__Task requirements__.
The required answer is every line of the data containing the word "ELAPSED".

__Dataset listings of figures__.
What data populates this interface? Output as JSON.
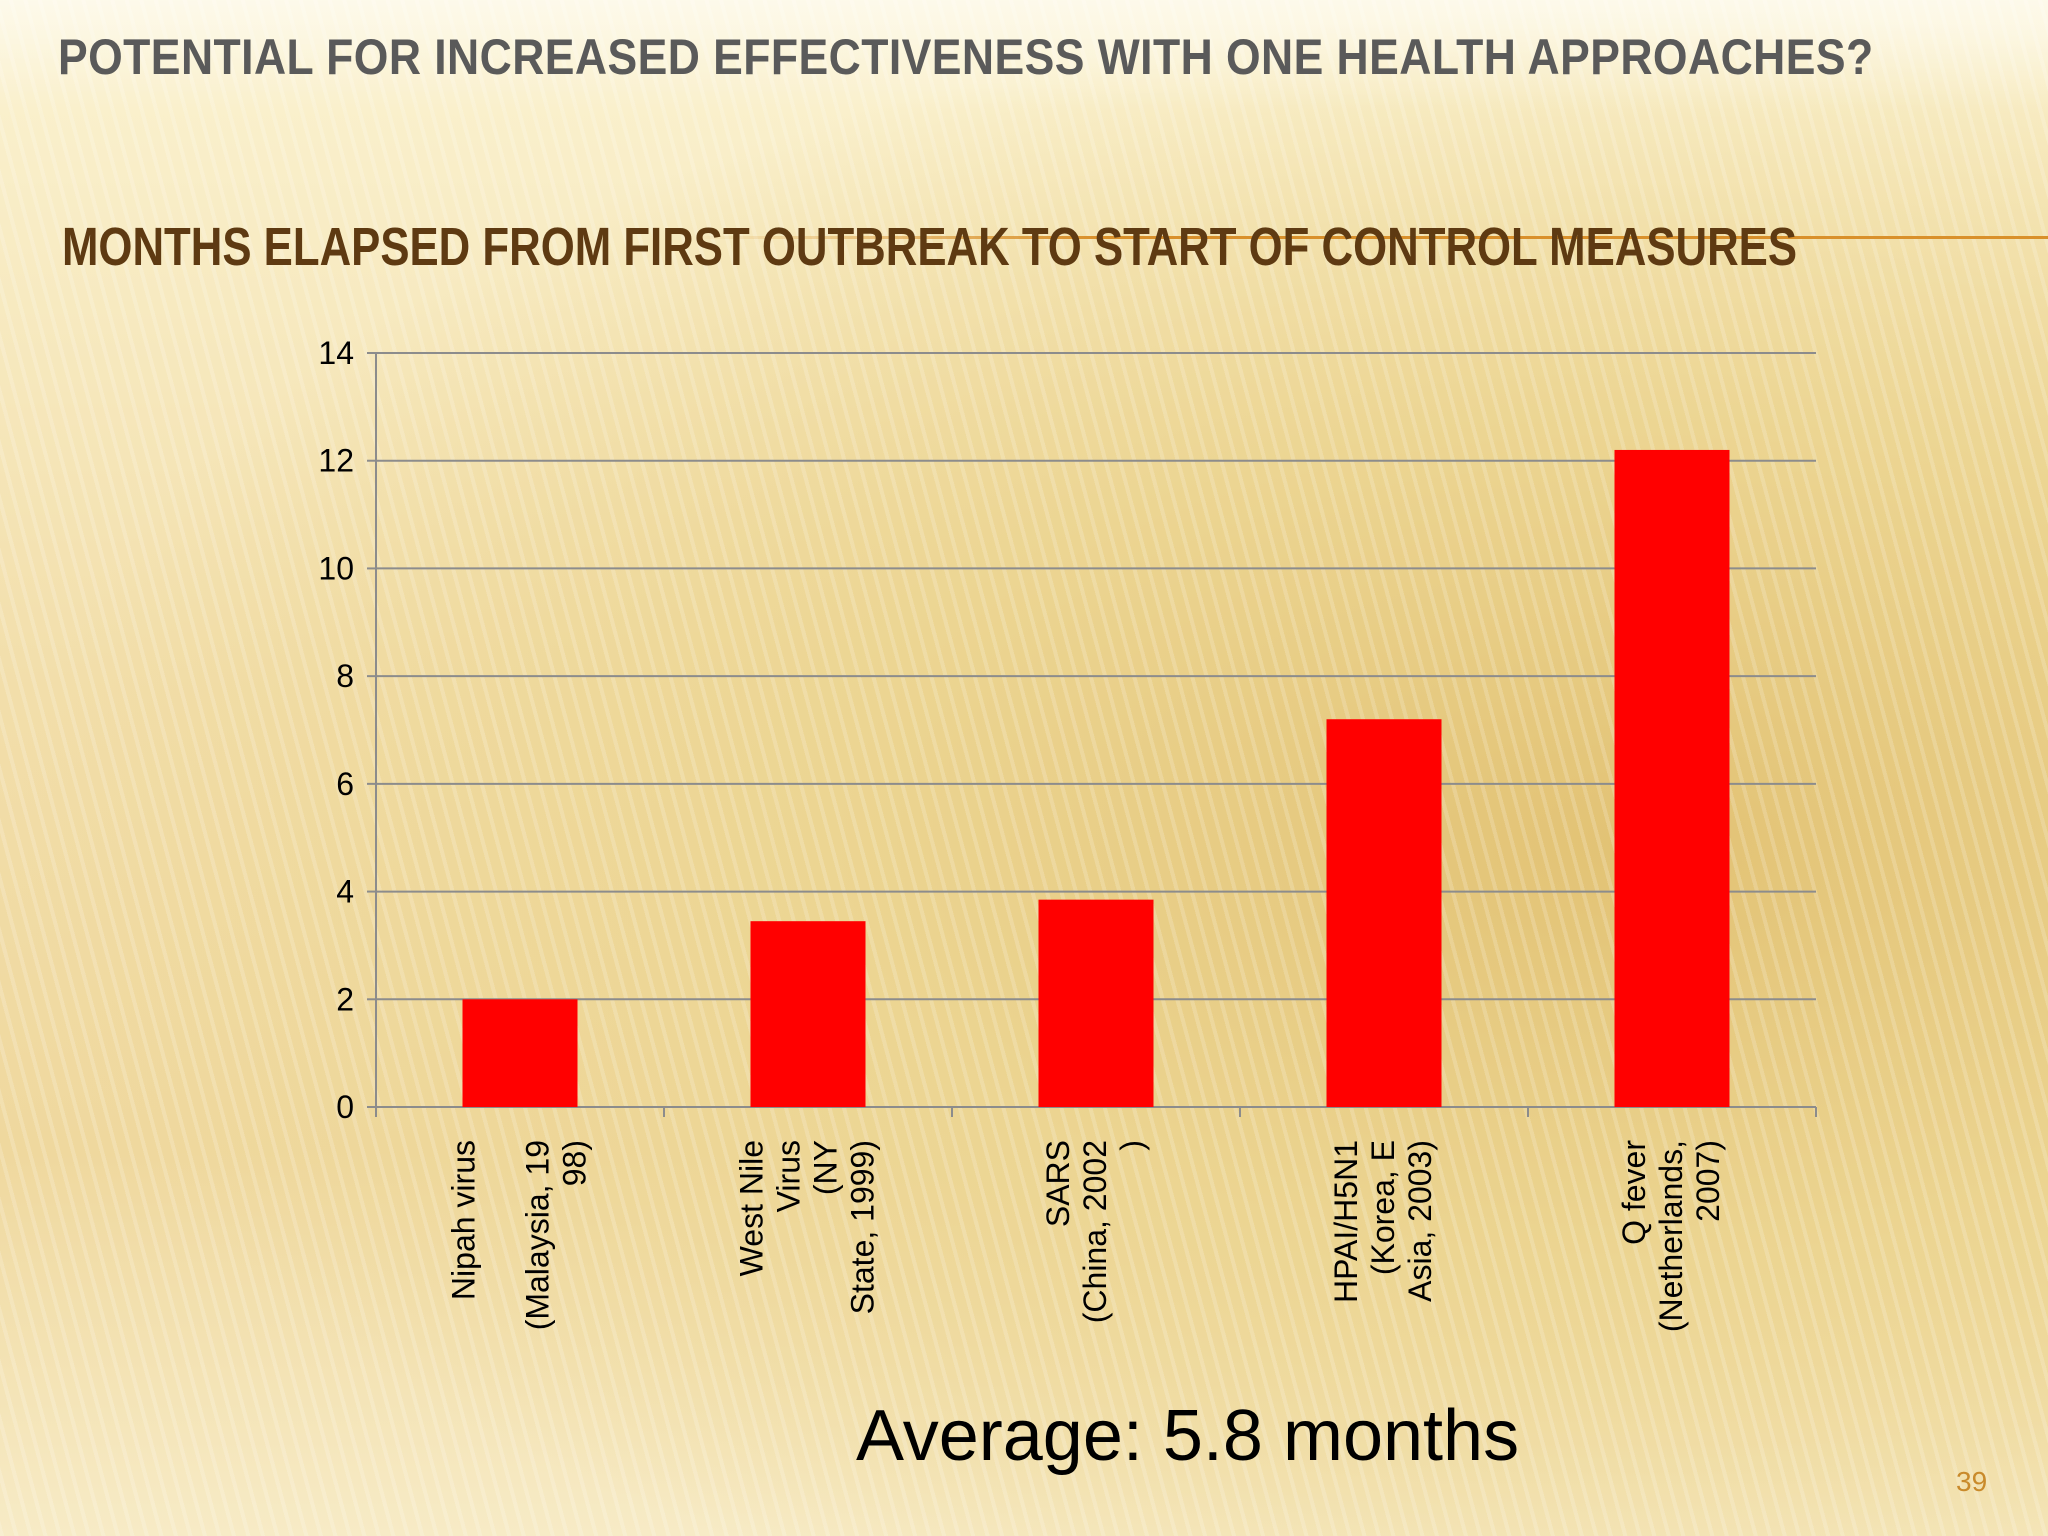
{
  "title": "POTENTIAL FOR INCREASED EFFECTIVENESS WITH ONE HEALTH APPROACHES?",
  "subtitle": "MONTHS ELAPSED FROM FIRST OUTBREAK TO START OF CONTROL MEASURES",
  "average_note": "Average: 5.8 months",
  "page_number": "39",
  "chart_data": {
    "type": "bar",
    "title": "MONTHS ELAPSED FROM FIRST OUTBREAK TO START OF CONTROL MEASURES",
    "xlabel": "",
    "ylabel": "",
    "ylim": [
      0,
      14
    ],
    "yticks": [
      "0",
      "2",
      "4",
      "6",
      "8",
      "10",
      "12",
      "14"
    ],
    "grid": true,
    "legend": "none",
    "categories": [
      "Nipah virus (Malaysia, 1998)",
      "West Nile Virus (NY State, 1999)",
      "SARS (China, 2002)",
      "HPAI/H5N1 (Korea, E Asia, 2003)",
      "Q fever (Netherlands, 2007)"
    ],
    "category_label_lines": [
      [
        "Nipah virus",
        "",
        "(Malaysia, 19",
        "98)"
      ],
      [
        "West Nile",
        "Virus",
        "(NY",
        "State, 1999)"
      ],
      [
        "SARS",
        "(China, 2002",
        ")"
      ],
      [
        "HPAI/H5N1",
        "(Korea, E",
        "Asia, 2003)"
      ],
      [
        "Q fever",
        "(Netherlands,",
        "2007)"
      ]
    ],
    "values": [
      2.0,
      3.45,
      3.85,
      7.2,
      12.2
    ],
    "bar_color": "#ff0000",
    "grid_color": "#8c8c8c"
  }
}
...
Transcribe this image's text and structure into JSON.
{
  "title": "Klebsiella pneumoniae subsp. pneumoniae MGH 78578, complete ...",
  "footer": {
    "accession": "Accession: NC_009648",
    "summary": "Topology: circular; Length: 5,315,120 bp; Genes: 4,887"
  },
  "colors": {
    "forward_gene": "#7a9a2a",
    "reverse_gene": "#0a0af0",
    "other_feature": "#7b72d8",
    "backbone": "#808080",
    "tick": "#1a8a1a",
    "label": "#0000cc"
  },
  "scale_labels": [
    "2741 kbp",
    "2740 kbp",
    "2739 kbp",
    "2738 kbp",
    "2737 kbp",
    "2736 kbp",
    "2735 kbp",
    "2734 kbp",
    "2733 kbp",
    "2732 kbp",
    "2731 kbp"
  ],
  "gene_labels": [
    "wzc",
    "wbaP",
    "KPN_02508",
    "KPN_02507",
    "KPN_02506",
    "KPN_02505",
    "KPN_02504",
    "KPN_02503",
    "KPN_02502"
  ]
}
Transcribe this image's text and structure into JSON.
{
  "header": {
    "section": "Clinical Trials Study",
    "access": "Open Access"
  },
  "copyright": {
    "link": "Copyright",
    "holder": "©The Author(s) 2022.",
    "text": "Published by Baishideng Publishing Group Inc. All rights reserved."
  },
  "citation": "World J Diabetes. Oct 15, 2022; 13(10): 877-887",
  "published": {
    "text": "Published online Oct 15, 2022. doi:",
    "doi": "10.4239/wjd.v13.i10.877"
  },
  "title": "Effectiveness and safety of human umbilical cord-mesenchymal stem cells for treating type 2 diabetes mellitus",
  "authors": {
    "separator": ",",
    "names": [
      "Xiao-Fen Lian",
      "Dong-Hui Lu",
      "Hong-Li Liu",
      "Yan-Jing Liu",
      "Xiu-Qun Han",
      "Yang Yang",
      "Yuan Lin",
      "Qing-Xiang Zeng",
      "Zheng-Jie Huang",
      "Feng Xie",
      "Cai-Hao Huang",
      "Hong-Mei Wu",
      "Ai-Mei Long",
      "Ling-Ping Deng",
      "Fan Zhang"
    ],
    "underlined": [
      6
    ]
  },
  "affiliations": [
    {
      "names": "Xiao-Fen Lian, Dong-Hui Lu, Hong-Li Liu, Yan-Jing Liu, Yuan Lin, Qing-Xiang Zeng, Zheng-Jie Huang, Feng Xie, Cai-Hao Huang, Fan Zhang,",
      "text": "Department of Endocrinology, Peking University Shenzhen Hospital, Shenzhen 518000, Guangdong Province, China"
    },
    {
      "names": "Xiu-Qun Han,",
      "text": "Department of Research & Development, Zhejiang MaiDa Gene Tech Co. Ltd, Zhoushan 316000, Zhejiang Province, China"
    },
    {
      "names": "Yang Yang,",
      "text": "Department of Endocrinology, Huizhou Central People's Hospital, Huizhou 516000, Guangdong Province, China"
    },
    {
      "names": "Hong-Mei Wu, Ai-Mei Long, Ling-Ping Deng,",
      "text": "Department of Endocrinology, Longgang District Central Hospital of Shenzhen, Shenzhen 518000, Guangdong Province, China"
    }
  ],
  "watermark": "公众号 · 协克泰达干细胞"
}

__Reply__.
  "subtitle": "MONTHS ELAPSED FROM FIRST OUTBREAK TO START OF CONTROL MEASURES",
    "title": "MONTHS ELAPSED FROM FIRST OUTBREAK TO START OF CONTROL MEASURES",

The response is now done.